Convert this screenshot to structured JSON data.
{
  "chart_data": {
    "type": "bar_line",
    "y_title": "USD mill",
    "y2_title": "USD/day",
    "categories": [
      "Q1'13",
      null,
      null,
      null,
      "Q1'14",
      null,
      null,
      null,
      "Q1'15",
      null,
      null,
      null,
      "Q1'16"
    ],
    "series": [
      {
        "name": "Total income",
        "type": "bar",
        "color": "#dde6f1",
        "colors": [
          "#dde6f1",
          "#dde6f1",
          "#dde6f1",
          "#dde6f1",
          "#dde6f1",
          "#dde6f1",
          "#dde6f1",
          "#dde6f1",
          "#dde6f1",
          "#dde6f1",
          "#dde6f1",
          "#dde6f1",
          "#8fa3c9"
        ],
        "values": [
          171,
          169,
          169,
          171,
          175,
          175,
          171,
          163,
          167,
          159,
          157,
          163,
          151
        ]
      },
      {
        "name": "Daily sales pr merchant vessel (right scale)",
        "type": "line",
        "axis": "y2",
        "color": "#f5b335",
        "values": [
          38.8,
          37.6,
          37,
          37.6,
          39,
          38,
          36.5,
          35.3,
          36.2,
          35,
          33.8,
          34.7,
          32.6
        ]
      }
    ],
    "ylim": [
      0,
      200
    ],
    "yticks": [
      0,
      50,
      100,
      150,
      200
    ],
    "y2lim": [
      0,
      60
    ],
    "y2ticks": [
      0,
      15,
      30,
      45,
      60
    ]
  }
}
━━━━━━━━━━━━━━━━━━━━
- Goal
Output the entries exactly.

- Exercise answer
Convert this screenshot to structured JSON data.
{
  "chart_data": {
    "type": "bar_line",
    "y_title": "USD mill",
    "y2_title": "USD/day",
    "categories": [
      "Q1'13",
      null,
      null,
      null,
      "Q1'14",
      null,
      null,
      null,
      "Q1'15",
      null,
      null,
      null,
      "Q1'16"
    ],
    "series": [
      {
        "name": "Total income",
        "type": "bar",
        "color": "#dde6f1",
        "colors": [
          "#dde6f1",
          "#dde6f1",
          "#dde6f1",
          "#dde6f1",
          "#dde6f1",
          "#dde6f1",
          "#dde6f1",
          "#dde6f1",
          "#dde6f1",
          "#dde6f1",
          "#dde6f1",
          "#dde6f1",
          "#8fa3c9"
        ],
        "values": [
          171,
          169,
          169,
          171,
          175,
          175,
          171,
          163,
          167,
          159,
          157,
          163,
          151
        ]
      },
      {
        "name": "Daily sales pr merchant vessel (right scale)",
        "type": "line",
        "axis": "y2",
        "color": "#f5b335",
        "values": [
          38.8,
          37.6,
          37,
          37.6,
          39,
          38,
          36.5,
          35.3,
          36.2,
          35,
          33.8,
          34.7,
          32.6
        ]
      }
    ],
    "ylim": [
      0,
      200
    ],
    "yticks": [
      0,
      50,
      100,
      150,
      200
    ],
    "y2lim": [
      0,
      60
    ],
    "y2ticks": [
      0,
      15,
      30,
      45,
      60
    ]
  }
}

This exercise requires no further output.